▸ INPUT
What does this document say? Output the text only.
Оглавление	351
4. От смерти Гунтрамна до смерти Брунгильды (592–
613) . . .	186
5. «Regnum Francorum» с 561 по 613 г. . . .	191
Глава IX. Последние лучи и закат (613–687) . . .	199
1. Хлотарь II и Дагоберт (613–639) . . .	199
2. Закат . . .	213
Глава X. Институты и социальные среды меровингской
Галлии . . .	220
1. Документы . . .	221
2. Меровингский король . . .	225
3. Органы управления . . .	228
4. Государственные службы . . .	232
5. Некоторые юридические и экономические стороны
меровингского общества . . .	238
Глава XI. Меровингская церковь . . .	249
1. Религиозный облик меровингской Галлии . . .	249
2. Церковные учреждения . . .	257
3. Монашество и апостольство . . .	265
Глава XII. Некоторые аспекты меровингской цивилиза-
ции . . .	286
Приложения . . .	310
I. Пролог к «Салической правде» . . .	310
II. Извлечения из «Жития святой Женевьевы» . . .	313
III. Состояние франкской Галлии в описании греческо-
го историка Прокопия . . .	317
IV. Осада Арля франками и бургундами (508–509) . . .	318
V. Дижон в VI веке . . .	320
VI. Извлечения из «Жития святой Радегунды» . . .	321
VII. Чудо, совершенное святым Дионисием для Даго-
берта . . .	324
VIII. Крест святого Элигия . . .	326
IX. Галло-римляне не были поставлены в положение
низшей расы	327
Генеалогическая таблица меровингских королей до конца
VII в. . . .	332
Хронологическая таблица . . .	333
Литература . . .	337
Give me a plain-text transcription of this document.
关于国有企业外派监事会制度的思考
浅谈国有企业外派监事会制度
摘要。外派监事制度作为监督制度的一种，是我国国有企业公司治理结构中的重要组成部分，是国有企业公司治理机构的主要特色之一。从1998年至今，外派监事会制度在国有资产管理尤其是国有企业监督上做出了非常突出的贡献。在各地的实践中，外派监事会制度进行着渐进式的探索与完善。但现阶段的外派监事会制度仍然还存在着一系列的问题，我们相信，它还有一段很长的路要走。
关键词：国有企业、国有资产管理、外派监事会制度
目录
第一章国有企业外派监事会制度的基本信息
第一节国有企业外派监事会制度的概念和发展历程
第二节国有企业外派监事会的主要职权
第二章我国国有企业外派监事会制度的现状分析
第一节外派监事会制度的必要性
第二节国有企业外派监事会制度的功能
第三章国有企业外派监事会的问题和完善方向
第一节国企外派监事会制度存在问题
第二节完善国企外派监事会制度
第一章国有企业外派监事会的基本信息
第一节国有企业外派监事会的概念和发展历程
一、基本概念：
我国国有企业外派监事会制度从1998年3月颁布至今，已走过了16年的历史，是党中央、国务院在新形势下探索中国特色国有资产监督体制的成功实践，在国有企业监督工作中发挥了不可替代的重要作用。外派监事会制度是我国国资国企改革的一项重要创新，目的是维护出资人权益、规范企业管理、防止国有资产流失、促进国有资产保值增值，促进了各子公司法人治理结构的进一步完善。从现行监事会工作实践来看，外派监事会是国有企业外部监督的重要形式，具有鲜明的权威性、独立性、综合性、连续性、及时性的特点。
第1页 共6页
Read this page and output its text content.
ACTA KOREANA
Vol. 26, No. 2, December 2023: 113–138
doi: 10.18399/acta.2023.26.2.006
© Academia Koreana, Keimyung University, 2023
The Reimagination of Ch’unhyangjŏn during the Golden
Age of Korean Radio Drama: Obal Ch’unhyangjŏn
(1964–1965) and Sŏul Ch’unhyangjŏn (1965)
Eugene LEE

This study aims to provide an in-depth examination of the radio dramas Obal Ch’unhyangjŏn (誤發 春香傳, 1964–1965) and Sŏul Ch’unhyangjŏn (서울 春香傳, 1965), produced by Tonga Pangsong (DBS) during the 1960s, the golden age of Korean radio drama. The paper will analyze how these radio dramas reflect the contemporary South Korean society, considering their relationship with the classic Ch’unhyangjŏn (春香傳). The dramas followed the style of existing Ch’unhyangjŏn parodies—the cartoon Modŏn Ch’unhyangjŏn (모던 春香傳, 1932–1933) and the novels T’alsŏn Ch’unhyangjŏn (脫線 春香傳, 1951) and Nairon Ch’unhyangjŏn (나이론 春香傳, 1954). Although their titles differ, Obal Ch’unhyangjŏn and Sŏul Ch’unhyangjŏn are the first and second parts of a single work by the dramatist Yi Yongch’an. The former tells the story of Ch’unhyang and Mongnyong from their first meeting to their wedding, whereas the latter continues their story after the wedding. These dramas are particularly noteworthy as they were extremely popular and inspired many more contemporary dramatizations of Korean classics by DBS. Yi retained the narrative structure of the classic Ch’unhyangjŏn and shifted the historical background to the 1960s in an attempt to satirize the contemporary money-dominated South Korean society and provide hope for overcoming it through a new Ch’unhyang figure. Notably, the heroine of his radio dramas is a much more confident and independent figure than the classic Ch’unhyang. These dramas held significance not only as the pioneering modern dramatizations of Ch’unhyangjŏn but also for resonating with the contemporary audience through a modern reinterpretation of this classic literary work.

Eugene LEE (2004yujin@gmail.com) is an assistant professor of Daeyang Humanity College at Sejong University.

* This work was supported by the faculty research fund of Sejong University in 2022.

▸ SET EXERCISE
Gather all lines from the records above in which "text" appears.

▸ WRITTEN SOLUTION
What does this document say? Output the text only.
Give me a plain-text transcription of this document.
Read this page and output its text content.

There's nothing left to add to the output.